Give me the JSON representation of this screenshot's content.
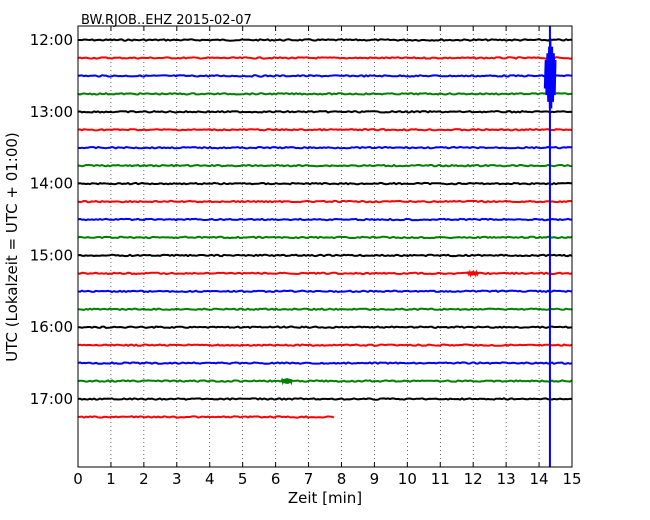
{
  "chart_data": {
    "type": "line",
    "title": "BW.RJOB..EHZ 2015-02-07",
    "xlabel": "Zeit  [min]",
    "ylabel": "UTC (Lokalzeit = UTC + 01:00)",
    "xlim": [
      0,
      15
    ],
    "ylim_hours": [
      12.0,
      17.25
    ],
    "x_ticks": [
      "0",
      "1",
      "2",
      "3",
      "4",
      "5",
      "6",
      "7",
      "8",
      "9",
      "10",
      "11",
      "12",
      "13",
      "14",
      "15"
    ],
    "y_ticks": [
      {
        "label": "12:00",
        "hour": 12.0
      },
      {
        "label": "13:00",
        "hour": 13.0
      },
      {
        "label": "14:00",
        "hour": 14.0
      },
      {
        "label": "15:00",
        "hour": 15.0
      },
      {
        "label": "16:00",
        "hour": 16.0
      },
      {
        "label": "17:00",
        "hour": 17.0
      }
    ],
    "grid": "x-dotted",
    "line_colors": [
      "#000000",
      "#ff0000",
      "#0000ff",
      "#008000"
    ],
    "traces": [
      {
        "start": "12:00",
        "color": "#000000",
        "end_min": 15
      },
      {
        "start": "12:15",
        "color": "#ff0000",
        "end_min": 15
      },
      {
        "start": "12:30",
        "color": "#0000ff",
        "end_min": 15
      },
      {
        "start": "12:45",
        "color": "#008000",
        "end_min": 15
      },
      {
        "start": "13:00",
        "color": "#000000",
        "end_min": 15
      },
      {
        "start": "13:15",
        "color": "#ff0000",
        "end_min": 15
      },
      {
        "start": "13:30",
        "color": "#0000ff",
        "end_min": 15
      },
      {
        "start": "13:45",
        "color": "#008000",
        "end_min": 15
      },
      {
        "start": "14:00",
        "color": "#000000",
        "end_min": 15
      },
      {
        "start": "14:15",
        "color": "#ff0000",
        "end_min": 15
      },
      {
        "start": "14:30",
        "color": "#0000ff",
        "end_min": 15
      },
      {
        "start": "14:45",
        "color": "#008000",
        "end_min": 15
      },
      {
        "start": "15:00",
        "color": "#000000",
        "end_min": 15
      },
      {
        "start": "15:15",
        "color": "#ff0000",
        "end_min": 15
      },
      {
        "start": "15:30",
        "color": "#0000ff",
        "end_min": 15
      },
      {
        "start": "15:45",
        "color": "#008000",
        "end_min": 15
      },
      {
        "start": "16:00",
        "color": "#000000",
        "end_min": 15
      },
      {
        "start": "16:15",
        "color": "#ff0000",
        "end_min": 15
      },
      {
        "start": "16:30",
        "color": "#0000ff",
        "end_min": 15
      },
      {
        "start": "16:45",
        "color": "#008000",
        "end_min": 15
      },
      {
        "start": "17:00",
        "color": "#000000",
        "end_min": 15
      },
      {
        "start": "17:15",
        "color": "#ff0000",
        "end_min": 7.8
      }
    ],
    "events": [
      {
        "trace_index": 2,
        "time_min": 14.35,
        "color": "#0000ff",
        "amplitude_hours": 0.5,
        "note": "large event clipping across traces"
      },
      {
        "trace_index": 13,
        "time_min": 12.0,
        "color": "#ff0000",
        "amplitude_hours": 0.03
      },
      {
        "trace_index": 19,
        "time_min": 6.35,
        "color": "#008000",
        "amplitude_hours": 0.04
      },
      {
        "trace_index": 2,
        "time_min": 14.33,
        "color": "#0000ff",
        "amplitude_hours": 5.2,
        "note": "vertical blue clipped line through plot"
      }
    ]
  }
}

#### WHAT YOU ARE ASKED TO DO
Print all of the records shown above exactly, leaving out each picture.

#### TASK RESULT
Give me the JSON representation of this screenshot's content.
{
  "chart_data": {
    "type": "line",
    "title": "BW.RJOB..EHZ 2015-02-07",
    "xlabel": "Zeit  [min]",
    "ylabel": "UTC (Lokalzeit = UTC + 01:00)",
    "xlim": [
      0,
      15
    ],
    "ylim_hours": [
      12.0,
      17.25
    ],
    "x_ticks": [
      "0",
      "1",
      "2",
      "3",
      "4",
      "5",
      "6",
      "7",
      "8",
      "9",
      "10",
      "11",
      "12",
      "13",
      "14",
      "15"
    ],
    "y_ticks": [
      {
        "label": "12:00",
        "hour": 12.0
      },
      {
        "label": "13:00",
        "hour": 13.0
      },
      {
        "label": "14:00",
        "hour": 14.0
      },
      {
        "label": "15:00",
        "hour": 15.0
      },
      {
        "label": "16:00",
        "hour": 16.0
      },
      {
        "label": "17:00",
        "hour": 17.0
      }
    ],
    "grid": "x-dotted",
    "line_colors": [
      "#000000",
      "#ff0000",
      "#0000ff",
      "#008000"
    ],
    "traces": [
      {
        "start": "12:00",
        "color": "#000000",
        "end_min": 15
      },
      {
        "start": "12:15",
        "color": "#ff0000",
        "end_min": 15
      },
      {
        "start": "12:30",
        "color": "#0000ff",
        "end_min": 15
      },
      {
        "start": "12:45",
        "color": "#008000",
        "end_min": 15
      },
      {
        "start": "13:00",
        "color": "#000000",
        "end_min": 15
      },
      {
        "start": "13:15",
        "color": "#ff0000",
        "end_min": 15
      },
      {
        "start": "13:30",
        "color": "#0000ff",
        "end_min": 15
      },
      {
        "start": "13:45",
        "color": "#008000",
        "end_min": 15
      },
      {
        "start": "14:00",
        "color": "#000000",
        "end_min": 15
      },
      {
        "start": "14:15",
        "color": "#ff0000",
        "end_min": 15
      },
      {
        "start": "14:30",
        "color": "#0000ff",
        "end_min": 15
      },
      {
        "start": "14:45",
        "color": "#008000",
        "end_min": 15
      },
      {
        "start": "15:00",
        "color": "#000000",
        "end_min": 15
      },
      {
        "start": "15:15",
        "color": "#ff0000",
        "end_min": 15
      },
      {
        "start": "15:30",
        "color": "#0000ff",
        "end_min": 15
      },
      {
        "start": "15:45",
        "color": "#008000",
        "end_min": 15
      },
      {
        "start": "16:00",
        "color": "#000000",
        "end_min": 15
      },
      {
        "start": "16:15",
        "color": "#ff0000",
        "end_min": 15
      },
      {
        "start": "16:30",
        "color": "#0000ff",
        "end_min": 15
      },
      {
        "start": "16:45",
        "color": "#008000",
        "end_min": 15
      },
      {
        "start": "17:00",
        "color": "#000000",
        "end_min": 15
      },
      {
        "start": "17:15",
        "color": "#ff0000",
        "end_min": 7.8
      }
    ],
    "events": [
      {
        "trace_index": 2,
        "time_min": 14.35,
        "color": "#0000ff",
        "amplitude_hours": 0.5,
        "note": "large event clipping across traces"
      },
      {
        "trace_index": 13,
        "time_min": 12.0,
        "color": "#ff0000",
        "amplitude_hours": 0.03
      },
      {
        "trace_index": 19,
        "time_min": 6.35,
        "color": "#008000",
        "amplitude_hours": 0.04
      },
      {
        "trace_index": 2,
        "time_min": 14.33,
        "color": "#0000ff",
        "amplitude_hours": 5.2,
        "note": "vertical blue clipped line through plot"
      }
    ]
  }
}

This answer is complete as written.